> **To do**
1. Using the Redis Operator overview, decide whether each statement agrees with it. For each, answer yes or no and quote the words from the text that decide it. (a) Cluster mode is currently accepted by the webhook. (b) During standalone failover, the replica with the smallest replication lag is chosen. (c) In standalone mode, clients connect to port 6380 on the leader Service.
2. Extract a passage from the Redis Operator overview, from the words "Default mode: spec.mode: standalone" up to and including the words "clusters (1-10 instances)", copying it word for word.

> **Source text**
○ ○ ○ ○ ○ ○ ○

Skip to main content

Overview

Redis Operator supports two cluster modes:
  • Standalone — A single primary with N-1 replicas, managed directly by the operator
  • Sentinel — Redis Sentinel provides high availability monitoring and automatic failover
A third mode, Cluster (Redis Cluster sharding), is reserved for future implementation and currently rejected by the webhook.
apiVersion: redis.io/v1
kind: RedisCluster
metadata:
  name: example
spec:
  mode: standalone  # or "sentinel"
  instances: 3
See api/v1/rediscluster_types.go:9-18 for the mode enum definition.

Standalone Mode

Default mode: spec.mode: standalone

Architecture

  • One primary, N-1 replicas: The operator selects a primary pod and configures all others as replicas
  • Operator-managed failover: The controller detects primary failure and promotes a replica
  • Client routing: Applications use the -leader Service for writes, -replica for reads

When to Use Standalone

  • Small to medium clusters (1-10 instances)
  • Predictable failover timing: You want full control over when and how failover happens
  • No external dependencies: No Sentinel instances to manage
  • Simple client configuration: Clients connect to <cluster>-leader:6379

Failover Behavior

See Failover and Fencing for the complete failover sequence. Summary:
  1. Controller detects primary unreachable (HTTP poll timeout)
  2. Fence the former primary
  3. Select replica with smallest replication lag
  4. Issue POST /v1/promote to the replica’s pod IP
  5. Update -leader Service selector to the new primary
  6. Update status.currentPrimary
  7. Clear fence; former primary restarts as replica
Failover time: Typically 10-30 seconds (depends on --status-poll-interval and HTTP timeout settings).

○ ○ ○ ○ ○ ○ ○

> **Material provided**
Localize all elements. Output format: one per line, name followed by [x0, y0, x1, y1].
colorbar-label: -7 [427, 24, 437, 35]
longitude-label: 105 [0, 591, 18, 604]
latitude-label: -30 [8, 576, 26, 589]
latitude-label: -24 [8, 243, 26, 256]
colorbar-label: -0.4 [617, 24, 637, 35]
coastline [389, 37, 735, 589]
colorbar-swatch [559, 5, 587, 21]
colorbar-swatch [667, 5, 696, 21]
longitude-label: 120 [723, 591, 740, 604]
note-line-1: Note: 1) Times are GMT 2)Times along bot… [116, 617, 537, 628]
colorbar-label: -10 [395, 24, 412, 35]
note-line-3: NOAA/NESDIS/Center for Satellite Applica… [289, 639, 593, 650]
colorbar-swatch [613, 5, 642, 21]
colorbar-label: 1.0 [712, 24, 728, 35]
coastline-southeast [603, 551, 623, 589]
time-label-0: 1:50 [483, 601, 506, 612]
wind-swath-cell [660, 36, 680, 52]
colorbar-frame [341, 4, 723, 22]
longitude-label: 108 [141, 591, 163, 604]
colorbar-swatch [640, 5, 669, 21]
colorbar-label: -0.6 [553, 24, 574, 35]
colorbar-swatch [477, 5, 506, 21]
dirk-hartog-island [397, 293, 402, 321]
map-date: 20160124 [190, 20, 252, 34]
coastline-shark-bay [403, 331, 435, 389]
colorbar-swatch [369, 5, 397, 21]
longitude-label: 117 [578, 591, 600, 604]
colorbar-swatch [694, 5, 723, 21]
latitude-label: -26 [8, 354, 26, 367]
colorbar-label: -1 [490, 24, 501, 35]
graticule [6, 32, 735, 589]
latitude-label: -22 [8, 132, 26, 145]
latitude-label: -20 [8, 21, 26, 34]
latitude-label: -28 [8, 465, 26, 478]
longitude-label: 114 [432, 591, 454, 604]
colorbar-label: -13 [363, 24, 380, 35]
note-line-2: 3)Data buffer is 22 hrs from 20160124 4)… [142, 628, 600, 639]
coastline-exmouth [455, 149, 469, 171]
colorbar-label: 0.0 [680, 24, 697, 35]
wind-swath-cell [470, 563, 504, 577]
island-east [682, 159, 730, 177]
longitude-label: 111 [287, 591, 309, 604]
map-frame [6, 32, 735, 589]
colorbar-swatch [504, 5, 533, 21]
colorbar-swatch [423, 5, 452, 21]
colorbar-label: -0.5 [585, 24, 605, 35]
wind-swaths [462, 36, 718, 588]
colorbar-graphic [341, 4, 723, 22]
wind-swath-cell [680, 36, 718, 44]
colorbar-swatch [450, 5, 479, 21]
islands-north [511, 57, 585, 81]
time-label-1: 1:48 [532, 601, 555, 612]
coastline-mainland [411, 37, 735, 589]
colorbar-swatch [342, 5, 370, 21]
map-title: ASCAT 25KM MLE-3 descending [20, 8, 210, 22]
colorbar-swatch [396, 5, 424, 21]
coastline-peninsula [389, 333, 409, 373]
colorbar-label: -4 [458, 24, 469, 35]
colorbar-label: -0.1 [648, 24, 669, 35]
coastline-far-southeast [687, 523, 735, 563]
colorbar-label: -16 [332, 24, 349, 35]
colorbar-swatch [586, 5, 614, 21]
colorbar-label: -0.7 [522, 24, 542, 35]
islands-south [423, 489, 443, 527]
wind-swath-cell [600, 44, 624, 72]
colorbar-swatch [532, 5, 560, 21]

○ ○ ○ ○ ○ ○ ○

> **Problem solutions**
1.
(a) No: "is reserved for future implementation and currently rejected by the webhook"
(b) Yes: "Select replica with smallest replication lag"
(c) No: "Clients connect to <cluster>-leader:6379"

2.
Default mode: spec.mode: standalone

Architecture

  • One primary, N-1 replicas: The operator selects a primary pod and configures all others as replicas
  • Operator-managed failover: The controller detects primary failure and promotes a replica
  • Client routing: Applications use the -leader Service for writes, -replica for reads

When to Use Standalone

  • Small to medium clusters (1-10 instances)